To do:
Work out how many lines of the data hold the string "المسيح", and reply with that number alone.
— begin Records for this exercise —
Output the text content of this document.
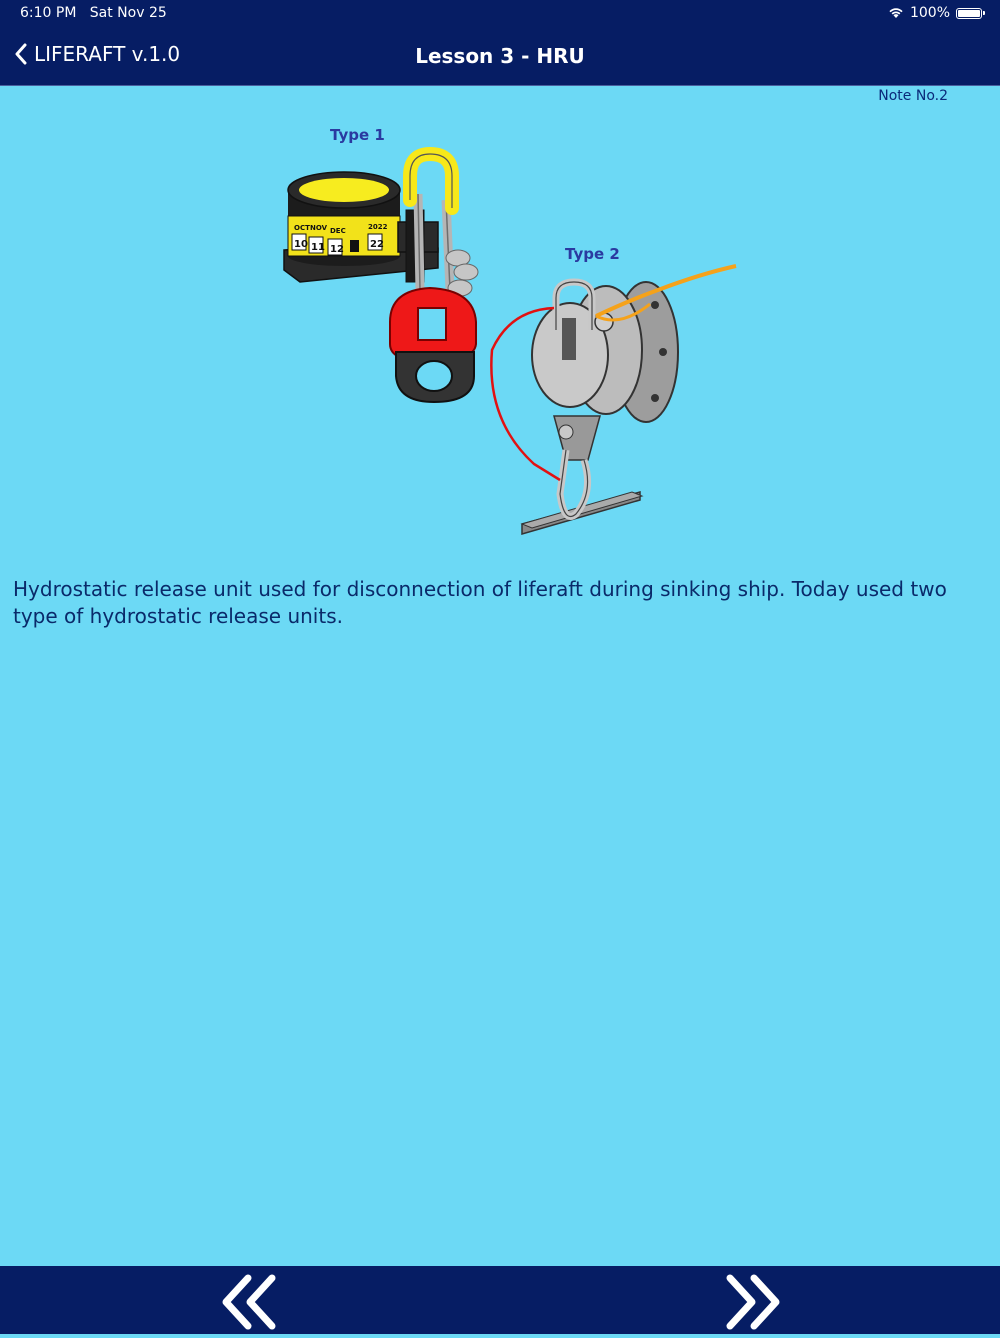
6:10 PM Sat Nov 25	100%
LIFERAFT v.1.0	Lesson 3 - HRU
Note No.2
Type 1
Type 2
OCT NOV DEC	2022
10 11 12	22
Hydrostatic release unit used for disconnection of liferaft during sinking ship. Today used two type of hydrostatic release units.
— end Records for this exercise —
— begin Records for this exercise —
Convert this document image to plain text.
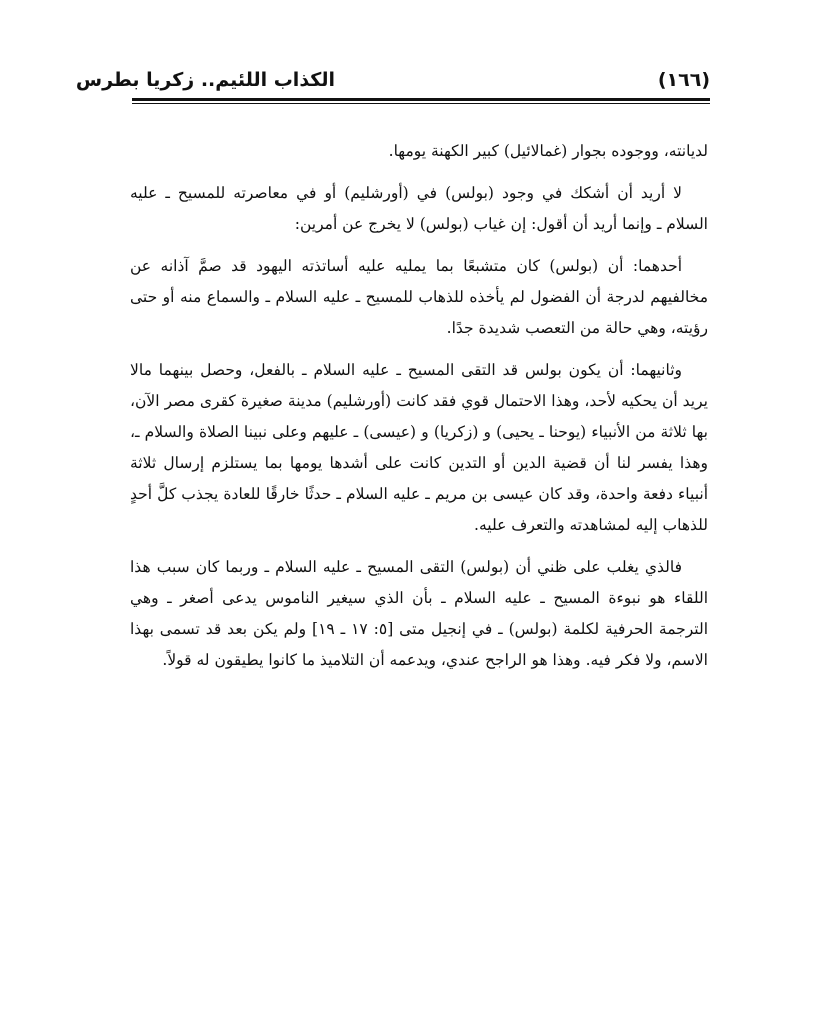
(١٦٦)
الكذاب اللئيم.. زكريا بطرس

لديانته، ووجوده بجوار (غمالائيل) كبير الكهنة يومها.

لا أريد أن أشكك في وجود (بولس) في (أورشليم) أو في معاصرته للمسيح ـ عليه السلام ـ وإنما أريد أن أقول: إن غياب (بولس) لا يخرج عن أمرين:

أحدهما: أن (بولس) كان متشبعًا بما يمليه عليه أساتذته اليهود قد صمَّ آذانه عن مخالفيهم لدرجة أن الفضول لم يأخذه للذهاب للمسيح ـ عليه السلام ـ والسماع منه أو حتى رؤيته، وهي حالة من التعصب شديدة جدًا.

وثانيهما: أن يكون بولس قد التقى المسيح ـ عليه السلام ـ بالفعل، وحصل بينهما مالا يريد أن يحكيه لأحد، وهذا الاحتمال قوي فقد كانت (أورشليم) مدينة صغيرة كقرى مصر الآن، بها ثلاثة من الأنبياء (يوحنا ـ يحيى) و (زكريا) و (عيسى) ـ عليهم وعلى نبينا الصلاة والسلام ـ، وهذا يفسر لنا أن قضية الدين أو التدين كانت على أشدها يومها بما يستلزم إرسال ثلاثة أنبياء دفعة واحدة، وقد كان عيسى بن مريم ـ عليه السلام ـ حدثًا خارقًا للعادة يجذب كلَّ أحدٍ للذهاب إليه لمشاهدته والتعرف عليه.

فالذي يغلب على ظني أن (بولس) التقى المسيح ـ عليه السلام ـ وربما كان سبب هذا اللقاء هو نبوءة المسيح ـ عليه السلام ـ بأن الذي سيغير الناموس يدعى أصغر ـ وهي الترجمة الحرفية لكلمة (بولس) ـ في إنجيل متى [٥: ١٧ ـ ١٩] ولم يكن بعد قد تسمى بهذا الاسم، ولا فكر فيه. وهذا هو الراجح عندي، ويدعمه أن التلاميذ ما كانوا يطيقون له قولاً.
— end Records for this exercise —
Exercise answer:
2